*Work instructions*
State how many lines contain "water", and write nothing except that count.

[Lines of data]
----------------
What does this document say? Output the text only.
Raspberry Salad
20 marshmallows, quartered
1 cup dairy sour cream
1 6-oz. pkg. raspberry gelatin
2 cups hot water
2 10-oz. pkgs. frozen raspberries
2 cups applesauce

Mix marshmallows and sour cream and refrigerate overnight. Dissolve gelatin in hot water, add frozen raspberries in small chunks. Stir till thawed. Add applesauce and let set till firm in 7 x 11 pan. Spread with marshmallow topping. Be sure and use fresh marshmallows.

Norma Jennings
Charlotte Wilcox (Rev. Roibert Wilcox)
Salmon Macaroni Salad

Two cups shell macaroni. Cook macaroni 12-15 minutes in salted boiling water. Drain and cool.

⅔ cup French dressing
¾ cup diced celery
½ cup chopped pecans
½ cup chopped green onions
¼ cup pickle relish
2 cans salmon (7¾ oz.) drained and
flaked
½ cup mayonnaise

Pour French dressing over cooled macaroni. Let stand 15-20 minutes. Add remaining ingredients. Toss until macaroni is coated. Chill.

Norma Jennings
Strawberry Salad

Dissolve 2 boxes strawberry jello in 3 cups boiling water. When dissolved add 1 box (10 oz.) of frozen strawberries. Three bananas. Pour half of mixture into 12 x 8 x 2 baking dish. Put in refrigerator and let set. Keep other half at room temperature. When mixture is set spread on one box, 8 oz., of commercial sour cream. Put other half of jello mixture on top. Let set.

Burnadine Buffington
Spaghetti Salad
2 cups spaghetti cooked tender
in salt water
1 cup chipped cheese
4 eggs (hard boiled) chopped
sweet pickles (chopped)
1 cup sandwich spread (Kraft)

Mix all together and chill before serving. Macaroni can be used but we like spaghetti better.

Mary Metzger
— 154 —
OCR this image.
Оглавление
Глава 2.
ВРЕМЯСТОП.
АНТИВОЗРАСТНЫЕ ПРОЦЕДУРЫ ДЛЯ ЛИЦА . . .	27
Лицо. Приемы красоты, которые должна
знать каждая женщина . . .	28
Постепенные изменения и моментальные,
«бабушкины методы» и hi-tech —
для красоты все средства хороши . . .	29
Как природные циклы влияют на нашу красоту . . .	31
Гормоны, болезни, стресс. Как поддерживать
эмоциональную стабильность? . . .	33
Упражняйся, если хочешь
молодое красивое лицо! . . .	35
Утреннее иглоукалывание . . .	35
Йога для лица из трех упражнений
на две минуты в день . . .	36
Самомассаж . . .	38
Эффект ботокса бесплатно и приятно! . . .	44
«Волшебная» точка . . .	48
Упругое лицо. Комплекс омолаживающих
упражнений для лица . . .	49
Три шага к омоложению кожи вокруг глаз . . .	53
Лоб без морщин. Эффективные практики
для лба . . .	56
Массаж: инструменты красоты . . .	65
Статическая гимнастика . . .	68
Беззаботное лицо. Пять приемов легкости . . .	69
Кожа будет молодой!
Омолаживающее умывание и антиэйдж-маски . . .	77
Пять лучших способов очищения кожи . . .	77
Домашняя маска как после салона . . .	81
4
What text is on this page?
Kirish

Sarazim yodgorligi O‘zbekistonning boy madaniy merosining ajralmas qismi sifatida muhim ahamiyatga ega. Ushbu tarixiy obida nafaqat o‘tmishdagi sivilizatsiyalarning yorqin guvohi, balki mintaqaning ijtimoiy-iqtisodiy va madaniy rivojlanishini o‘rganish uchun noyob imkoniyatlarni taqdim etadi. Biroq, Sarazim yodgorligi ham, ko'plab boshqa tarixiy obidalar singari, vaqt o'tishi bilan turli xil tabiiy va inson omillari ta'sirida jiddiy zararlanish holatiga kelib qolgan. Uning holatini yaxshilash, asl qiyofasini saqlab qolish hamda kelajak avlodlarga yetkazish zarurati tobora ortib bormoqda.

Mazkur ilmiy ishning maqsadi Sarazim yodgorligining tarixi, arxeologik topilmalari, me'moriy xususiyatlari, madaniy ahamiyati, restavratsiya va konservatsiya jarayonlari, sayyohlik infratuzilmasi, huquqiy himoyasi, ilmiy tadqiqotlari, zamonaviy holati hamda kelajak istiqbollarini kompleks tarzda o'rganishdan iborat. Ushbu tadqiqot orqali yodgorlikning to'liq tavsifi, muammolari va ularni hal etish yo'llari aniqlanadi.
----------------
*Solution to the problem*
5